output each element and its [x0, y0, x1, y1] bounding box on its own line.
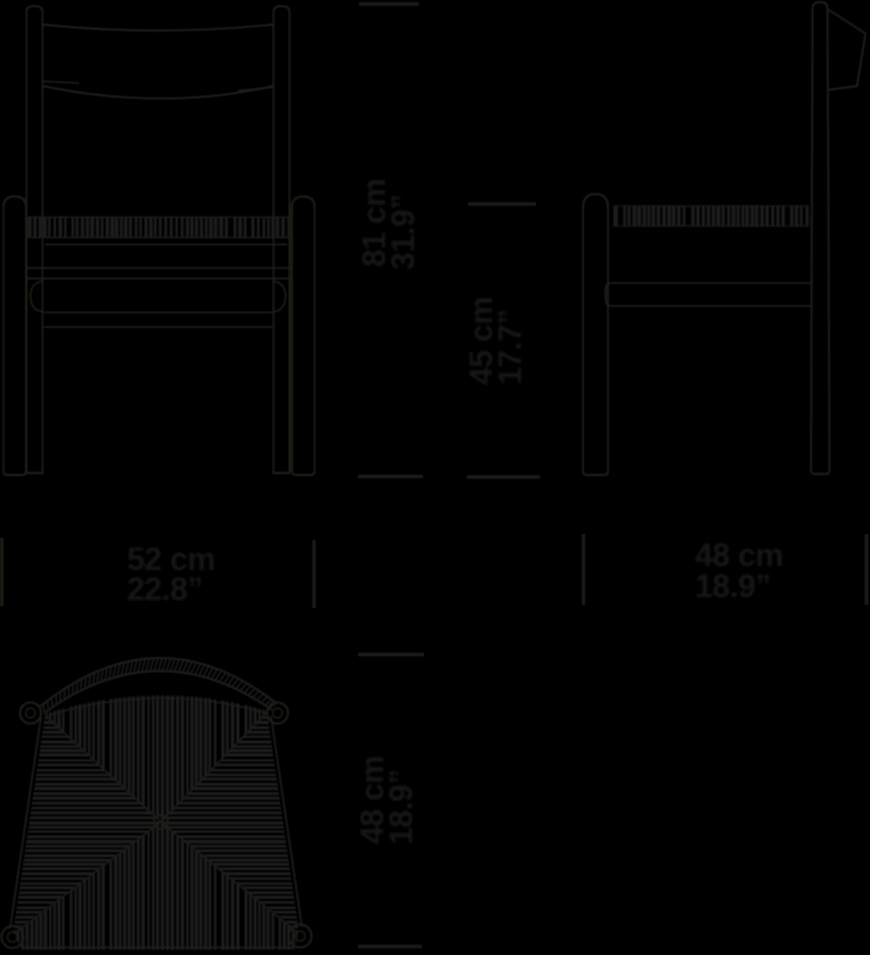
svg-text:31.9”: 31.9” [385, 194, 421, 270]
svg-text:22.8”: 22.8” [127, 571, 203, 607]
svg-text:18.9”: 18.9” [695, 568, 771, 604]
svg-text:18.9”: 18.9” [383, 769, 419, 845]
svg-text:17.7”: 17.7” [492, 309, 528, 385]
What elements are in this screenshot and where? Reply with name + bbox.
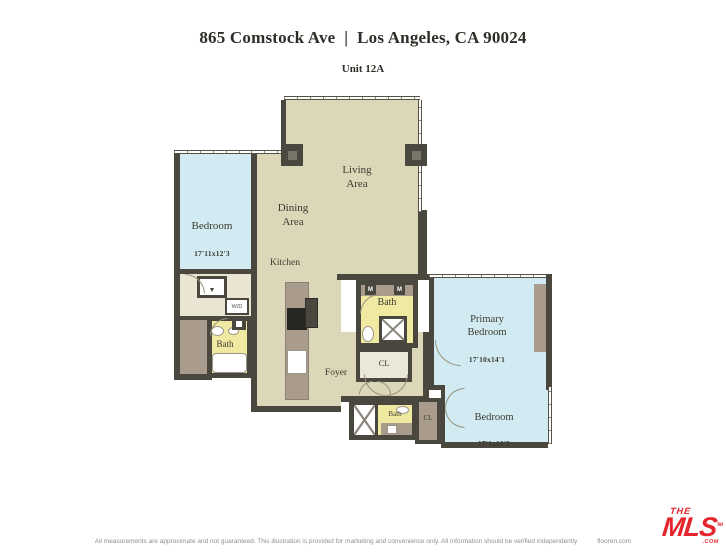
bedroom-right-label: Bedroom 17'1x10'9 xyxy=(459,398,529,462)
logo-tm: TM xyxy=(716,522,722,528)
closet-bedroom-label: CL xyxy=(415,414,441,423)
primary-bedroom-label: Primary Bedroom 17'10x14'1 xyxy=(449,300,525,377)
floorplan-sheet: 865 Comstock Ave | Los Angeles, CA 90024… xyxy=(0,0,726,560)
toilet-icon xyxy=(387,425,397,434)
bath-primary-label: Bath xyxy=(367,297,407,310)
wardrobe-icon: M xyxy=(365,284,376,295)
bath-hall-label: Bath xyxy=(378,410,412,419)
column-icon xyxy=(281,144,303,166)
dining-area-label: Dining Area xyxy=(261,202,325,230)
window-bedroom-right xyxy=(548,387,552,444)
bedroom-right-name: Bedroom xyxy=(459,411,529,424)
themls-logo: THE MLSTM .COM xyxy=(655,506,724,556)
closet-rod-glyph: ▼ xyxy=(209,286,216,294)
washer-dryer-label: W/D xyxy=(232,304,243,310)
bedroom-left-dims: 17'11x12'3 xyxy=(177,249,247,258)
logo-mls: MLSTM xyxy=(661,516,723,539)
primary-bedroom-name: Primary Bedroom xyxy=(449,313,525,339)
floorplan-drawing: ▼ W/D M M xyxy=(157,92,571,464)
kitchen-label: Kitchen xyxy=(261,258,309,270)
window-bedroom-left xyxy=(174,150,251,154)
column-icon xyxy=(405,144,427,166)
wall-living-right-jut xyxy=(418,210,427,280)
bath-left-label: Bath xyxy=(205,339,245,350)
closet-hall-label: CL xyxy=(358,358,410,369)
fridge-icon xyxy=(305,298,318,328)
closet-primary-strip xyxy=(534,284,546,352)
provider-credit: flooren.com xyxy=(597,538,631,545)
wall-living-left xyxy=(281,100,286,150)
living-area-label: Living Area xyxy=(324,164,390,192)
window-connector xyxy=(251,150,284,154)
wall-primary-right xyxy=(546,274,552,390)
page-title: 865 Comstock Ave | Los Angeles, CA 90024 xyxy=(0,28,726,48)
wardrobe-icon: M xyxy=(394,284,405,295)
foyer-label: Foyer xyxy=(308,368,364,380)
sink-counter-icon xyxy=(287,350,307,374)
cabinet-icon xyxy=(232,318,246,330)
window-primary-top xyxy=(429,274,546,278)
stove-icon xyxy=(287,308,307,330)
window-living-top xyxy=(284,96,420,100)
footer: All measurements are approximate and not… xyxy=(0,538,726,545)
disclaimer-text: All measurements are approximate and not… xyxy=(95,538,577,545)
shower-icon xyxy=(354,405,378,435)
bedroom-left-label: Bedroom 17'11x12'3 xyxy=(177,206,247,272)
shower-icon xyxy=(379,316,407,343)
wall-living-bottom xyxy=(337,274,429,280)
washer-dryer: W/D xyxy=(225,298,249,315)
toilet-icon xyxy=(362,326,374,342)
bathtub-icon xyxy=(212,353,247,373)
unit-label: Unit 12A xyxy=(0,63,726,75)
bedroom-left-name: Bedroom xyxy=(177,220,247,234)
primary-bedroom-dims: 17'10x14'1 xyxy=(449,355,525,364)
bedroom-right-dims: 17'1x10'9 xyxy=(459,439,529,448)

———

Could you reproduce the listing word for word, from the line with "194, 421, 270]" to the line with "What elements are", including both of those lines?

### ANSWER TO THIS PROBLEM:
svg-text:31.9”: 31.9” [385, 194, 421, 270]
svg-text:22.8”: 22.8” [127, 571, 203, 607]
svg-text:18.9”: 18.9” [695, 568, 771, 604]
svg-text:18.9”: 18.9” [383, 769, 419, 845]
svg-text:17.7”: 17.7” [492, 309, 528, 385]
What elements are in this screenshot and where? Reply with name + bbox.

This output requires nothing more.